PASSAGE SHOWN —
We can also use a schema in order to let Spark know the type of the data but this requires that we use a DataFrame instead and not an RDD.

Note also that Spark divides by default data into two partitions and distributes them across a cluster. The number of partitions can be specified while creating an RDD as shown below.

object CreateRDDFile {
  def main(args: Array[String]) {

    ...

    // Should be some file on your system
    val csvFile = "/home/alex/qi3/learn_scala/scripts/spark/data/train.csv" 
    val csvRDD = sc.textFile(csvFile, 4)

    ...
  }
}

Other methods

As an aside, we can create an RDD by using the following also:

JDBC
Cassandra
HBase
Elasticsearch

Transformations and actions

In Apache Spark. Application concepts we introduced the two types of operations one can apply on an RDD namely transformations and actions [1]. You can find more information on these two operations in RDD Programming Guide. Below we just give a brief overview of what each operation entails.

Transformations

Transformations in Spark transform a DataFrame into a new one. This is done without altering the original data. Hence a transformation is an immutable operation as far as the original data is concerned. Some examples of transformations are listed below [3]

map(function): It returns a new data set by operating on each element of the source RDD.
flatMap(function): Similar to map, but each item can be mapped to zero, one, or more items.
mapPartitions(function): Similar to map, but works on the partition level.
mapPartitionsWithIndex(function): Similar to mapPartitions, but provides a function with an Int value to indicate the index position of the partition.
filter(function): It returns a new RDD that contains only elements that satisfy the predicate.
union(otherDataset): It returns a new data set that contains the elements of the source RDD and the otherDataset RDD. Note that the participating RDDs should be of the same data type.
intersection(otherDataset): It returns a new data set that contains the intersection of elements from the source RDD and the argument RDD.

Actions

An action triggers the lazy evaluation of all the recorded transformations [1]. A list of actions is given below [3].

collect(): Returns all the elements of the data set are returned as an array to the driver program.
count(): Returns the number of elements in the data set.

PROBLEM DETAILS —
In the Spark passage, into how many partitions does Spark divide data by default?

GIVEN INFORMATION —
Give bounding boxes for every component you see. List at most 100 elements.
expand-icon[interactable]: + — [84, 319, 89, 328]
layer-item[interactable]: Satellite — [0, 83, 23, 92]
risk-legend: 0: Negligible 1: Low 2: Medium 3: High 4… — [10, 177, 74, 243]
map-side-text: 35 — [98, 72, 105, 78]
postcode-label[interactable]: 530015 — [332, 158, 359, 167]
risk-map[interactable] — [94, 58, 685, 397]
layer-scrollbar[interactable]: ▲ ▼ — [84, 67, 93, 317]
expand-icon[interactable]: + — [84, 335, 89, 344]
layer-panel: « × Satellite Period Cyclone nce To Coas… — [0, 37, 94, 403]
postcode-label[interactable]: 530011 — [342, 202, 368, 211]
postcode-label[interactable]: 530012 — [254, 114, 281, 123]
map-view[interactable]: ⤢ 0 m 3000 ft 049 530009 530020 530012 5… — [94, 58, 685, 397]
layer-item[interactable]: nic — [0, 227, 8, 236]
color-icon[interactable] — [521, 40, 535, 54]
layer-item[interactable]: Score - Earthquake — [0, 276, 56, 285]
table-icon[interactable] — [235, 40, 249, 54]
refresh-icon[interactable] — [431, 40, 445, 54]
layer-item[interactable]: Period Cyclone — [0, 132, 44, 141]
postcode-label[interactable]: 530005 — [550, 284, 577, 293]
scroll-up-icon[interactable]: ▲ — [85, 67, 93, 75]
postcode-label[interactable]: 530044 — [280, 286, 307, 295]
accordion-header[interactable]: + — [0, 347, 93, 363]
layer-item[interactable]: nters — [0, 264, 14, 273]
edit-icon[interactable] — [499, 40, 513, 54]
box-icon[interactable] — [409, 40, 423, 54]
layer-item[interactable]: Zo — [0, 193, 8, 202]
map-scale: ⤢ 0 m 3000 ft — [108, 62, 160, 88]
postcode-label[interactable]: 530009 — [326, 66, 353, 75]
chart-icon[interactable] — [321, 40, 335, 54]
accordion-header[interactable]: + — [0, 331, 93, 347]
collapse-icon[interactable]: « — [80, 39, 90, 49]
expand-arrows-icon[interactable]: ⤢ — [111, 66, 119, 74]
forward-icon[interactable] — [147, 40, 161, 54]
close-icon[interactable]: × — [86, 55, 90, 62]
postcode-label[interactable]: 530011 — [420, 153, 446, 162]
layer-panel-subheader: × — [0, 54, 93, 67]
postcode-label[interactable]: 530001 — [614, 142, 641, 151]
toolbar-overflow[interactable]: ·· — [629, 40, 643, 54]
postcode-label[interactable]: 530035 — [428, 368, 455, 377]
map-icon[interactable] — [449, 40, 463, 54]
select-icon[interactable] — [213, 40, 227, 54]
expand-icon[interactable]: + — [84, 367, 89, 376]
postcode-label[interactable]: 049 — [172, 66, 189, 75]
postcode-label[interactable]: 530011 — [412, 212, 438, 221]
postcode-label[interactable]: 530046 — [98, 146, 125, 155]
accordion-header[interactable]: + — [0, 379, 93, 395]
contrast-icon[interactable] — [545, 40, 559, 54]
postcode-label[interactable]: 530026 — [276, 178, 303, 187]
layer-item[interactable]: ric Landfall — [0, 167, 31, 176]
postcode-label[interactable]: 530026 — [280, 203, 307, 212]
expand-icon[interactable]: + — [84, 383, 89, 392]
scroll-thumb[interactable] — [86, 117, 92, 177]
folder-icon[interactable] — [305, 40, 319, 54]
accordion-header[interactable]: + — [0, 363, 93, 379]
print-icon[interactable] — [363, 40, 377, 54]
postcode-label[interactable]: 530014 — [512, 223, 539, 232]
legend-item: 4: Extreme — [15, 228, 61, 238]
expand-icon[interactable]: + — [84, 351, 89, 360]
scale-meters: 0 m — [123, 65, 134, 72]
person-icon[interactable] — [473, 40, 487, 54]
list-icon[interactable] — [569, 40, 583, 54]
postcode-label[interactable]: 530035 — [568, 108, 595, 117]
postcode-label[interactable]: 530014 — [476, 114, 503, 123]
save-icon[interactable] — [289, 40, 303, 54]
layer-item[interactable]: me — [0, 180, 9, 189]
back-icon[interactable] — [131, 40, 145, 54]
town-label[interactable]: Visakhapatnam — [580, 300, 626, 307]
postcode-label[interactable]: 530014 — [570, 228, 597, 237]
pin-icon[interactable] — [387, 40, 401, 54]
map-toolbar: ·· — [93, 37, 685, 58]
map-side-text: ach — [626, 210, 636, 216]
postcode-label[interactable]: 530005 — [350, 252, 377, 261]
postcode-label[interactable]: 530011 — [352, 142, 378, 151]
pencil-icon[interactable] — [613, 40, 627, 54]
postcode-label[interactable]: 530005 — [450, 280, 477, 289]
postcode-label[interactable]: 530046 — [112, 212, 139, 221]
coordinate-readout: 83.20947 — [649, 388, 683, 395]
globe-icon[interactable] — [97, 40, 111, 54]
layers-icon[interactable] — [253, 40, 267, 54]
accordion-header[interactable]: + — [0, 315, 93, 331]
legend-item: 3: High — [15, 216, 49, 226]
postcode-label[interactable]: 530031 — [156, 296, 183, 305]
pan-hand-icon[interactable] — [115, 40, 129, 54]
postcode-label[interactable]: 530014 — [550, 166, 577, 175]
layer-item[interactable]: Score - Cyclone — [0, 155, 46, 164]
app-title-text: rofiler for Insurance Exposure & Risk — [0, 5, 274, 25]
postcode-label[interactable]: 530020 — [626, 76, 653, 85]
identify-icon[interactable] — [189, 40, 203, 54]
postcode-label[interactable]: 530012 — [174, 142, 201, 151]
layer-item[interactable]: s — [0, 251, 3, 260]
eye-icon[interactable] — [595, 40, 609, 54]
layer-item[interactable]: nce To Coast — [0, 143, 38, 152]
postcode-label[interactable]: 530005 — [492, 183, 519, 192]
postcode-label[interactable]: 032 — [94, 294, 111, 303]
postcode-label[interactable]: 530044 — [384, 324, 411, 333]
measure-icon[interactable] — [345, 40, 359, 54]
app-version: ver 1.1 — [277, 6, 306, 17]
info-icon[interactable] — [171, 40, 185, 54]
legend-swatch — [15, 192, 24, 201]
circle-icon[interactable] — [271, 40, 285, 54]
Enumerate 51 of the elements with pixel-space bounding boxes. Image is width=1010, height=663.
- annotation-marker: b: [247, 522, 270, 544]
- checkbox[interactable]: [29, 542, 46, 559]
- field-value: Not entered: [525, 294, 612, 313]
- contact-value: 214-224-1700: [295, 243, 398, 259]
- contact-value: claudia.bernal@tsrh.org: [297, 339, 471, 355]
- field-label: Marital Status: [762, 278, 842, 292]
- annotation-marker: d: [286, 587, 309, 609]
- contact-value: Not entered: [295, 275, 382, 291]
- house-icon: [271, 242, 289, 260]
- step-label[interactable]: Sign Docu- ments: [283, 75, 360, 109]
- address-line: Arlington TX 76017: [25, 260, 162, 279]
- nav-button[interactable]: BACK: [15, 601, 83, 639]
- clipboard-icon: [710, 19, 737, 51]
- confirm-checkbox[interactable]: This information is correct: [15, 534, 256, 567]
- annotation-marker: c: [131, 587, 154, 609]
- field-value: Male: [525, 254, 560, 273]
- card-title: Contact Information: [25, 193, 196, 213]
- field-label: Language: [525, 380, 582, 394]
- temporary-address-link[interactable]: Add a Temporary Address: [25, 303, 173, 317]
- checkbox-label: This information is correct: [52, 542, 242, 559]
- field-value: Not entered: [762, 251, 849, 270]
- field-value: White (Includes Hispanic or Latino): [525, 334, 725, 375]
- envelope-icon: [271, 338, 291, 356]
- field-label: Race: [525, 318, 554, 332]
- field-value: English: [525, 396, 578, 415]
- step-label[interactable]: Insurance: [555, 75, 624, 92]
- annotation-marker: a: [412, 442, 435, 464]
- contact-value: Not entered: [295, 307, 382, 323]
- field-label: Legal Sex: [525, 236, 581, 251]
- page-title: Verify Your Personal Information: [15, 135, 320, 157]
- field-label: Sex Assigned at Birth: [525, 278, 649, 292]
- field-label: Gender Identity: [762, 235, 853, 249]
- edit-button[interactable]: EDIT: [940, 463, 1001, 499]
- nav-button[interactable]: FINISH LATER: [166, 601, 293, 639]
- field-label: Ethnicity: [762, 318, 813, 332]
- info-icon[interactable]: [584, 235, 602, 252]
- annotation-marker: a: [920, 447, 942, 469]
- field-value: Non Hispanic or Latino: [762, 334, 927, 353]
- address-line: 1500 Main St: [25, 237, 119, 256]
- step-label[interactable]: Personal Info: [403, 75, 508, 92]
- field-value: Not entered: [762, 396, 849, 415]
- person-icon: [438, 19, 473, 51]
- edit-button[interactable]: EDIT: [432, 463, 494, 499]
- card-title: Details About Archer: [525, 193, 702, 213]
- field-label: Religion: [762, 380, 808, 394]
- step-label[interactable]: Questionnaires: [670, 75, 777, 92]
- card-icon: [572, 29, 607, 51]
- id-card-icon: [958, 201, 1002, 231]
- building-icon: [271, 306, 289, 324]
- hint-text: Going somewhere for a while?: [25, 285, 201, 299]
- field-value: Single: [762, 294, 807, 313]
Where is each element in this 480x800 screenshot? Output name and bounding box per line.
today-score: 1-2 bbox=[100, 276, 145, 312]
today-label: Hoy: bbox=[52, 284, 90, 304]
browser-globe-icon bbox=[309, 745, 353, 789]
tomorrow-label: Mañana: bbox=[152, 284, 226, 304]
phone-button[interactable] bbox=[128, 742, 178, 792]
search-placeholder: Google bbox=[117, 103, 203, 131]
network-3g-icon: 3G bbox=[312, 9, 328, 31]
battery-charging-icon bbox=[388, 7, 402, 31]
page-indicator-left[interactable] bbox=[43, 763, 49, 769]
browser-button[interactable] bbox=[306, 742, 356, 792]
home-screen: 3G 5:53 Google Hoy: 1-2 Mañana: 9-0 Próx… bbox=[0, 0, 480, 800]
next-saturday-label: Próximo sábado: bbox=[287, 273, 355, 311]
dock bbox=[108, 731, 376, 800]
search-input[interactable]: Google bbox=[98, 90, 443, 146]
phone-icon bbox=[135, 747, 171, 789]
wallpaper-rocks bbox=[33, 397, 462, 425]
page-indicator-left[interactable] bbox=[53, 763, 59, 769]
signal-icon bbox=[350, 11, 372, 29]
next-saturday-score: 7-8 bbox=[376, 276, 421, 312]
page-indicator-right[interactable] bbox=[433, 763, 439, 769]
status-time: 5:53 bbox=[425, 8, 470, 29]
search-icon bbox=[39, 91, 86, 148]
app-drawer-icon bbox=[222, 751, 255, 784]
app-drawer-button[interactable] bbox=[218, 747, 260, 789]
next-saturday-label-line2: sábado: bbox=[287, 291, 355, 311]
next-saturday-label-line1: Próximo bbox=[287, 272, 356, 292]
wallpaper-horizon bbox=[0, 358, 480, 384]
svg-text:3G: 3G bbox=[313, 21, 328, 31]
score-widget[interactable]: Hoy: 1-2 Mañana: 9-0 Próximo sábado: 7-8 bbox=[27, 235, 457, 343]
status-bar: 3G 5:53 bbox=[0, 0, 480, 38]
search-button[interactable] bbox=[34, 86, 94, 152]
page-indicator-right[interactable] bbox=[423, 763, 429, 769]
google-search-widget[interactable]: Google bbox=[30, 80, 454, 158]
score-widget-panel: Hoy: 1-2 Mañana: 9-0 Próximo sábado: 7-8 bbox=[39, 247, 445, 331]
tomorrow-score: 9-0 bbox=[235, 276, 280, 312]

THE RESULT —
Two partitions.